Exercise instructions —
In the entries below, count every line with the string "抛向天空". State the count and nothing else.

----------

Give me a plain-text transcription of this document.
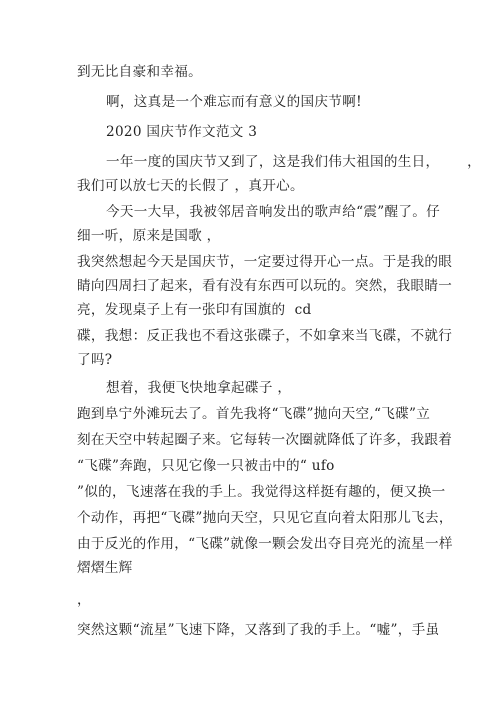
到无比自豪和幸福。
啊，这真是一个难忘而有意义的国庆节啊!
2020 国庆节作文范文 3
一年一度的国庆节又到了，这是我们伟大祖国的生日，      ，
我们可以放七天的长假了 ，真开心。
今天一大早，我被邻居音响发出的歌声给“震”醒了。仔
细一听，原来是国歌 ，
我突然想起今天是国庆节，一定要过得开心一点。于是我的眼
睛向四周扫了起来，看有没有东西可以玩的。突然，我眼睛一
亮，发现桌子上有一张印有国旗的  cd
碟，我想：反正我也不看这张碟子，不如拿来当飞碟，不就行
了吗?
想着，我便飞快地拿起碟子 ，
跑到阜宁外滩玩去了。首先我将“飞碟”抛向天空,“飞碟”立
刻在天空中转起圈子来。它每转一次圈就降低了许多，我跟着
“飞碟”奔跑，只见它像一只被击中的“ ufo
”似的，飞速落在我的手上。我觉得这样挺有趣的，便又换一
个动作，再把“飞碟”抛向天空，只见它直向着太阳那儿飞去，
由于反光的作用，“飞碟”就像一颗会发出夺目亮光的流星一样
熠熠生辉
，
突然这颗“流星”飞速下降，又落到了我的手上。“嘘”，手虽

----------

Output of the exercise —
2